— Begin DATA ENTRIES —
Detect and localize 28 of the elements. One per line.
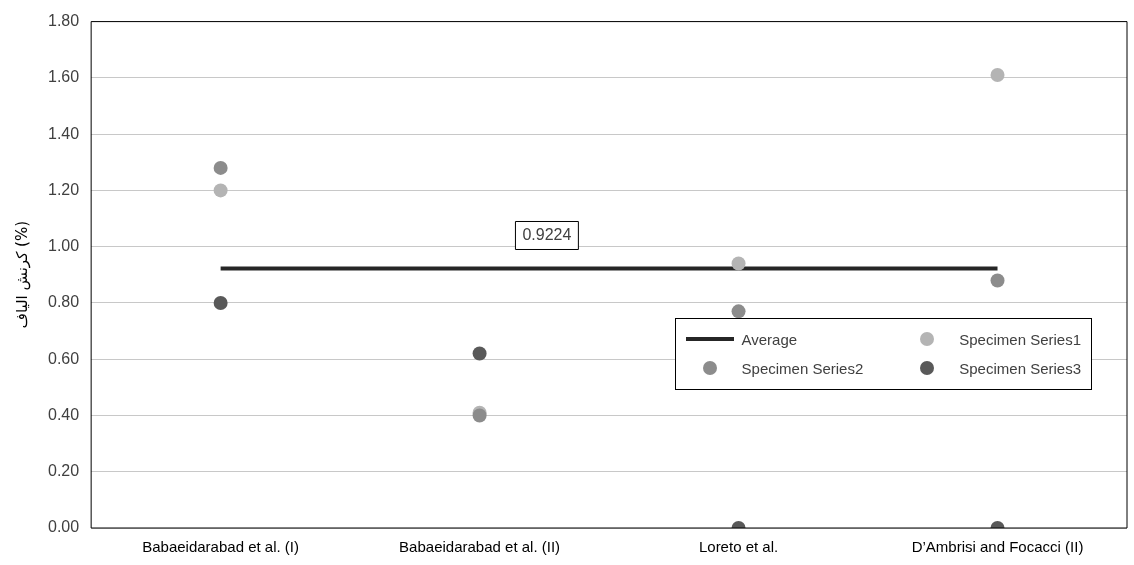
point [213,295,228,310]
x-tick-label: Babaeidarabad et al. (I) [142,538,300,556]
x-tick-label: D’Ambrisi and Focacci (II) [911,538,1084,556]
point [990,68,1005,83]
point [731,304,746,319]
y-tick-label: 0.40 [48,405,80,423]
y-tick-label: 0.00 [48,518,80,536]
legend-label: Specimen Series3 [959,359,1081,377]
point [213,183,228,198]
y-tick-label: 1.00 [48,237,80,255]
y-tick-label: 0.20 [48,462,80,480]
annotation: 0.9224 [522,225,572,243]
y-tick-label: 1.40 [48,124,80,142]
point [213,160,228,175]
legend-label: Average [741,330,798,348]
y-tick-label: 0.80 [48,293,80,311]
y-tick-label: 0.60 [48,349,80,367]
y-tick-label: 1.20 [48,180,80,198]
y-tick-label: 1.80 [48,12,80,30]
point [990,273,1005,288]
legend-label: Specimen Series1 [959,330,1081,348]
x-tick-label: Loreto et al. [698,538,779,556]
legend-label: Specimen Series2 [741,359,864,377]
point [472,346,487,361]
y-axis-title: کرنش الیاف (%) [12,221,31,329]
y-tick-label: 1.60 [48,68,80,86]
point [731,256,746,271]
x-tick-label: Babaeidarabad et al. (II) [399,538,561,556]
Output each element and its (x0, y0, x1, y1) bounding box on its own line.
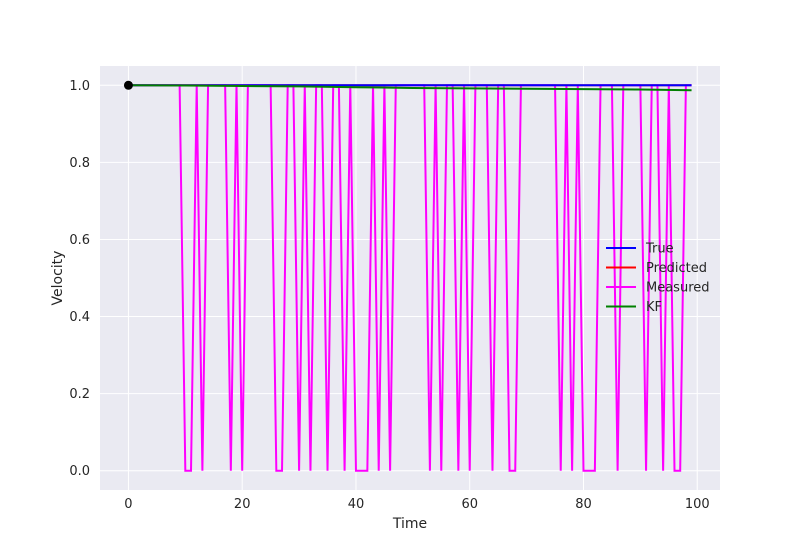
x-tick-label: 80 (575, 497, 592, 512)
y-tick-label: 1.0 (69, 79, 90, 94)
data-markers (123, 80, 133, 90)
y-tick-label: 0.2 (69, 387, 90, 402)
x-tick-label: 20 (234, 497, 251, 512)
y-tick-labels: 0.0 0.2 0.4 0.6 0.8 1.0 (69, 79, 90, 479)
legend-label-kf: KF (646, 300, 662, 315)
y-tick-label: 0.4 (69, 310, 90, 325)
x-tick-label: 60 (461, 497, 478, 512)
x-tick-label: 0 (124, 497, 132, 512)
y-tick-label: 0.6 (69, 233, 90, 248)
legend-label-measured: Measured (646, 281, 710, 296)
y-tick-label: 0.0 (69, 464, 90, 479)
x-axis-label: Time (392, 516, 427, 532)
legend-label-predicted: Predicted (646, 261, 707, 276)
x-tick-labels: 0 20 40 60 80 100 (124, 497, 709, 512)
y-axis-label: Velocity (50, 251, 66, 306)
legend-label-true: True (645, 242, 674, 257)
x-tick-label: 40 (348, 497, 365, 512)
legend: True Predicted Measured KF (606, 242, 710, 315)
x-tick-label: 100 (685, 497, 710, 512)
series-lines (128, 84, 692, 472)
start-point-marker (123, 80, 133, 90)
series-line-kf (128, 84, 692, 92)
y-tick-label: 0.8 (69, 156, 90, 171)
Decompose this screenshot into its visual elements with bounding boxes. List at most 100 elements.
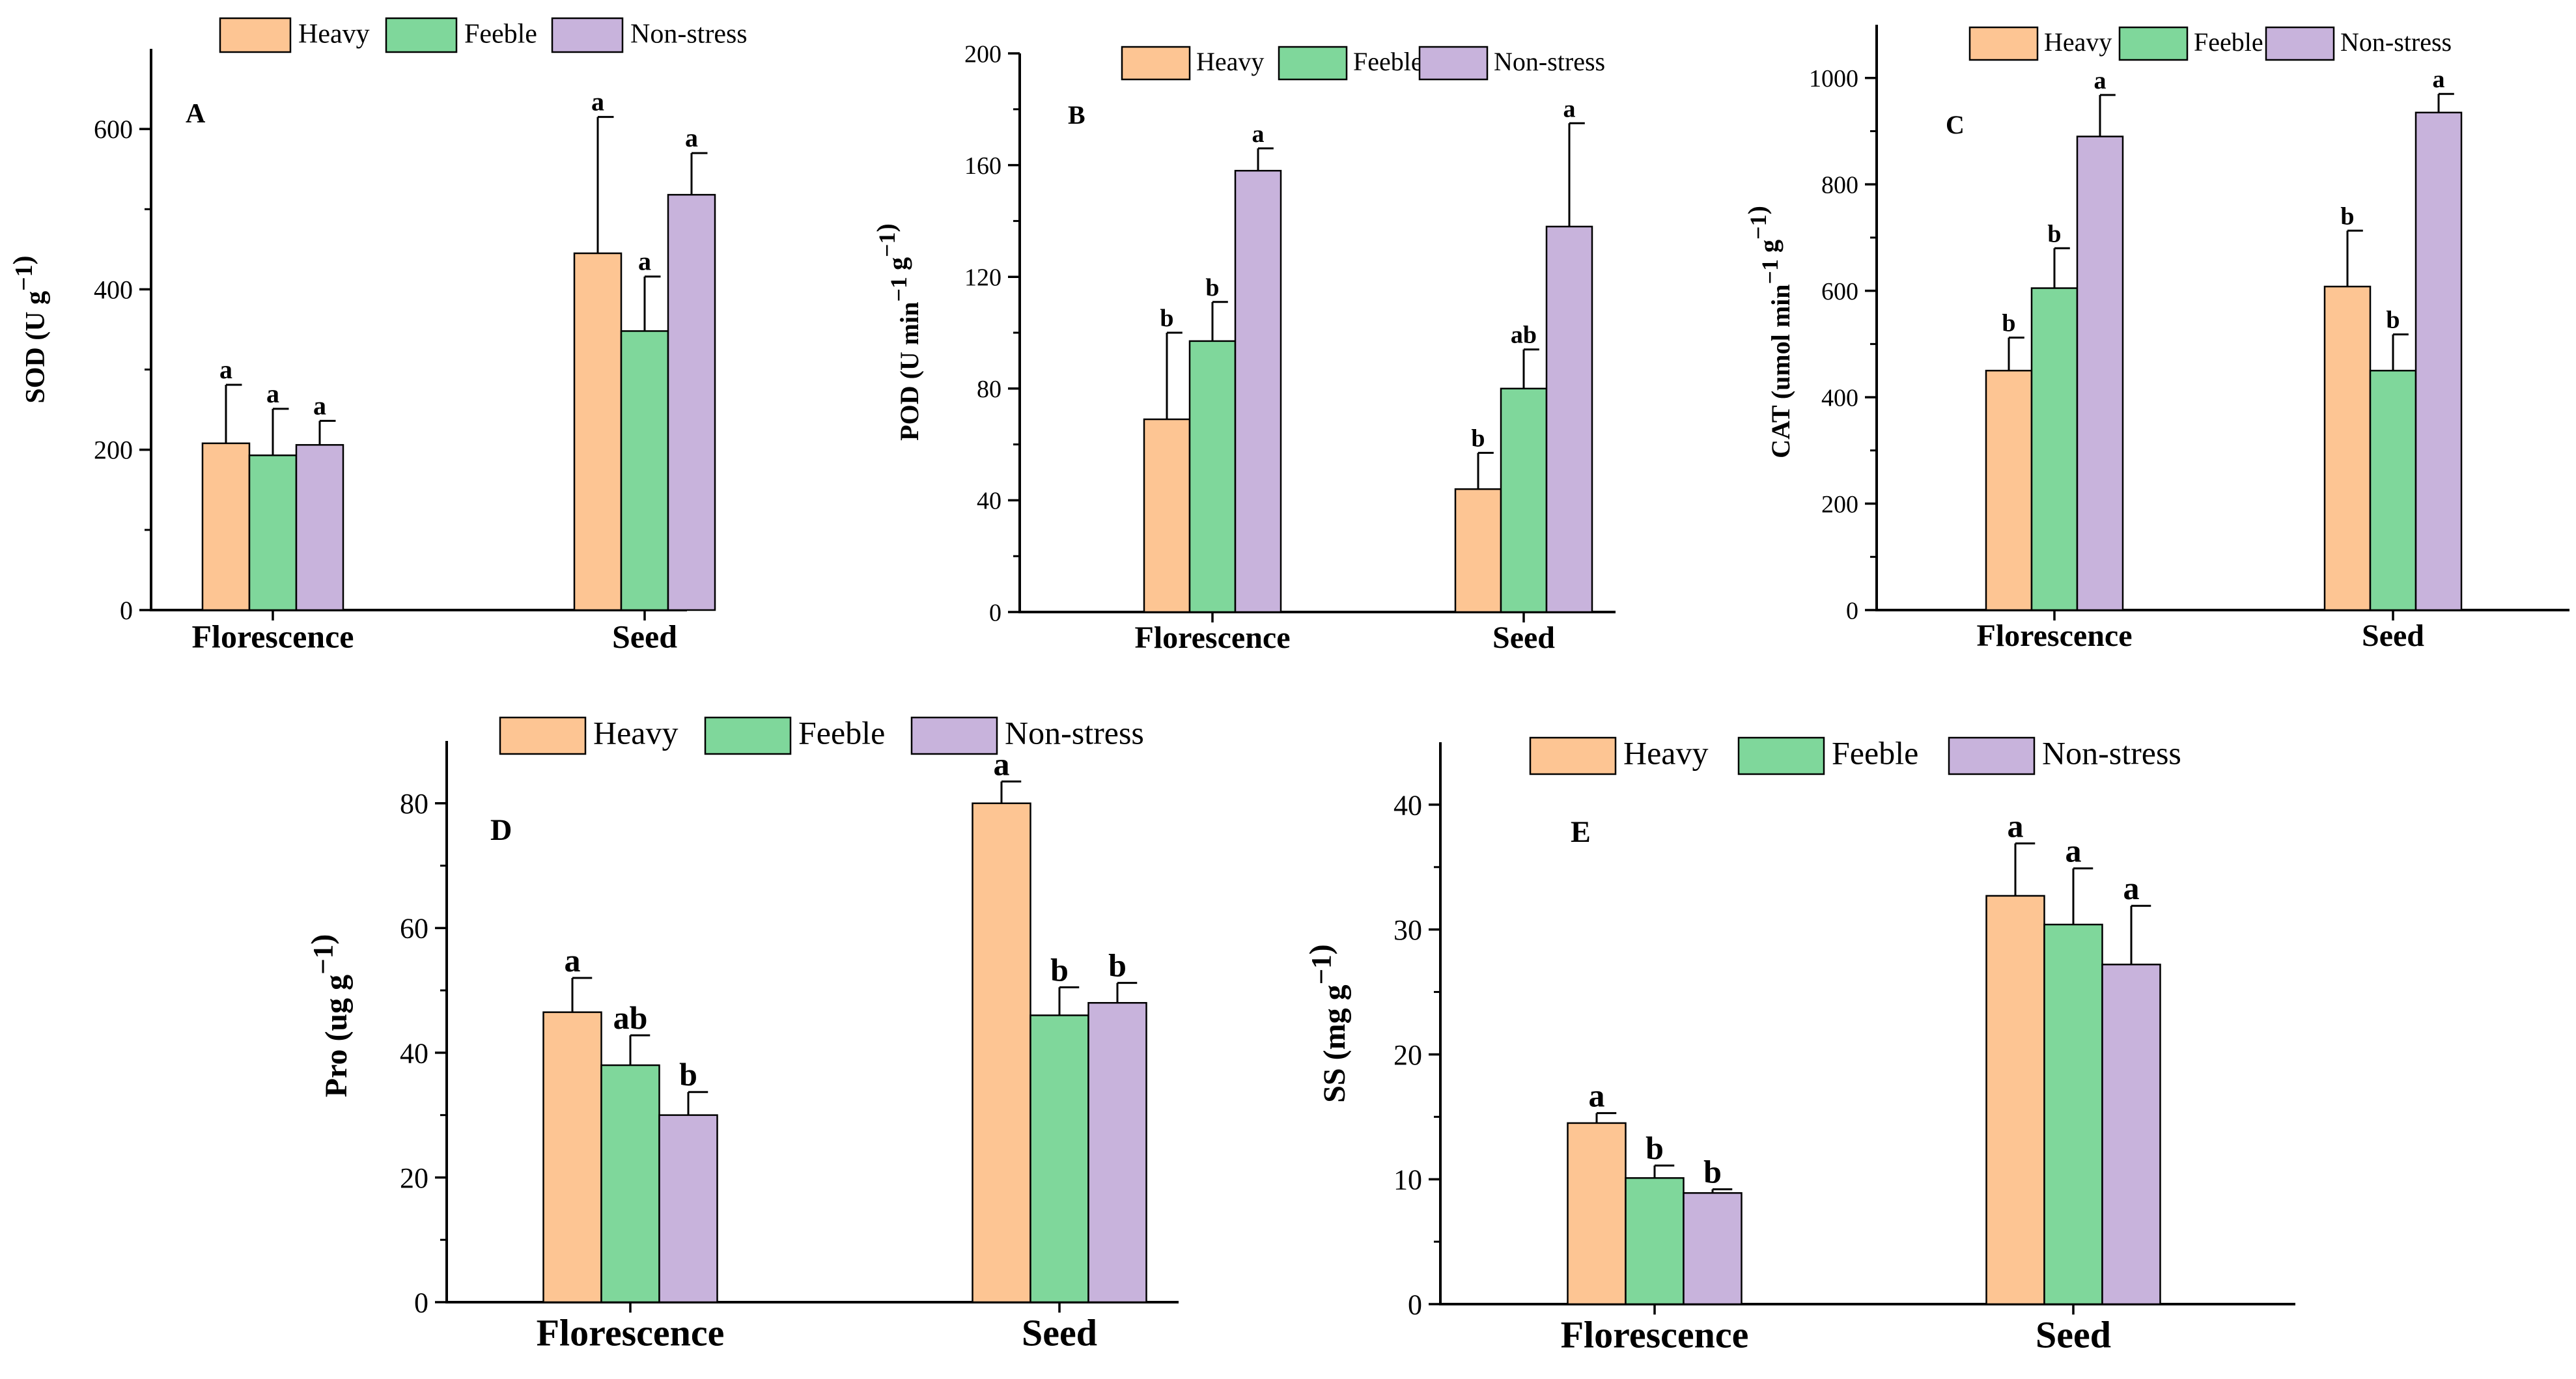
— End DATA ENTRIES —
Can you rewrite the records above as a Markdown table with the columns "Row" and "Line", one row per line, skipping blank lines and leaving out the pictures?

**RESULT:**
| Row | Line |
|---|---|
| 1 | Detect and localize 28 of the elements. One per line. |
| 2 | point [213,295,228,310] |
| 3 | x-tick-label: Babaeidarabad et al. (I) [142,538,300,556] |
| 4 | x-tick-label: D’Ambrisi and Focacci (II) [911,538,1084,556] |
| 5 | point [990,68,1005,83] |
| 6 | point [731,304,746,319] |
| 7 | y-tick-label: 0.40 [48,405,80,423] |
| 8 | y-tick-label: 0.00 [48,518,80,536] |
| 9 | legend-label: Specimen Series3 [959,359,1081,377] |
| 10 | point [213,183,228,198] |
| 11 | y-tick-label: 1.00 [48,237,80,255] |
| 12 | y-tick-label: 0.20 [48,462,80,480] |
| 13 | annotation: 0.9224 [522,225,572,243] |
| 14 | y-tick-label: 1.40 [48,124,80,142] |
| 15 | point [213,160,228,175] |
| 16 | legend-label: Average [741,330,798,348] |
| 17 | y-tick-label: 0.80 [48,293,80,311] |
| 18 | y-tick-label: 0.60 [48,349,80,367] |
| 19 | y-tick-label: 1.20 [48,180,80,198] |
| 20 | y-tick-label: 1.80 [48,12,80,30] |
| 21 | point [990,273,1005,288] |
| 22 | legend-label: Specimen Series1 [959,330,1081,348] |
| 23 | x-tick-label: Loreto et al. [698,538,779,556] |
| 24 | legend-label: Specimen Series2 [741,359,864,377] |
| 25 | point [472,346,487,361] |
| 26 | y-axis-title: کرنش الیاف (%) [12,221,31,329] |
| 27 | y-tick-label: 1.60 [48,68,80,86] |
| 28 | point [731,256,746,271] |
| 29 | x-tick-label: Babaeidarabad et al. (II) [399,538,561,556] |
| 30 | Output each element and its (x0, y0, x1, y1) bounding box on its own line. |
| 31 | x-tick-label: 80 (575, 497, 592, 512) |
| 32 | y-tick-label: 1.0 (69, 79, 90, 94) |
| 33 | data-markers (123, 80, 133, 90) |
| 34 | y-tick-label: 0.2 (69, 387, 90, 402) |
| 35 | x-tick-label: 20 (234, 497, 251, 512) |
| 36 | y-tick-labels: 0.0 0.2 0.4 0.6 0.8 1.0 (69, 79, 90, 479) |
| 37 | legend-label-kf: KF (646, 300, 662, 315) |
| 38 | y-tick-label: 0.4 (69, 310, 90, 325) |
| 39 | x-tick-label: 60 (461, 497, 478, 512) |
| 40 | x-tick-label: 0 (124, 497, 132, 512) |
| 41 | y-tick-label: 0.6 (69, 233, 90, 248) |
| 42 | legend-label-measured: Measured (646, 281, 710, 296) |
| 43 | y-tick-label: 0.0 (69, 464, 90, 479) |
| 44 | x-axis-label: Time (392, 516, 427, 532) |
| 45 | legend-label-predicted: Predicted (646, 261, 707, 276) |
| 46 | x-tick-labels: 0 20 40 60 80 100 (124, 497, 709, 512) |
| 47 | y-axis-label: Velocity (50, 251, 66, 306) |
| 48 | legend-label-true: True (645, 242, 674, 257) |
| 49 | x-tick-label: 40 (348, 497, 365, 512) |
| 50 | legend: True Predicted Measured KF (606, 242, 710, 315) |
| 51 | x-tick-label: 100 (685, 497, 710, 512) |
| 52 | series-lines (128, 84, 692, 472) |
| 53 | start-point-marker (123, 80, 133, 90) |
| 54 | series-line-kf (128, 84, 692, 92) |
| 55 | y-tick-label: 0.8 (69, 156, 90, 171) |
| 56 | Decompose this screenshot into its visual elements with bounding boxes. List at most 100 elements. |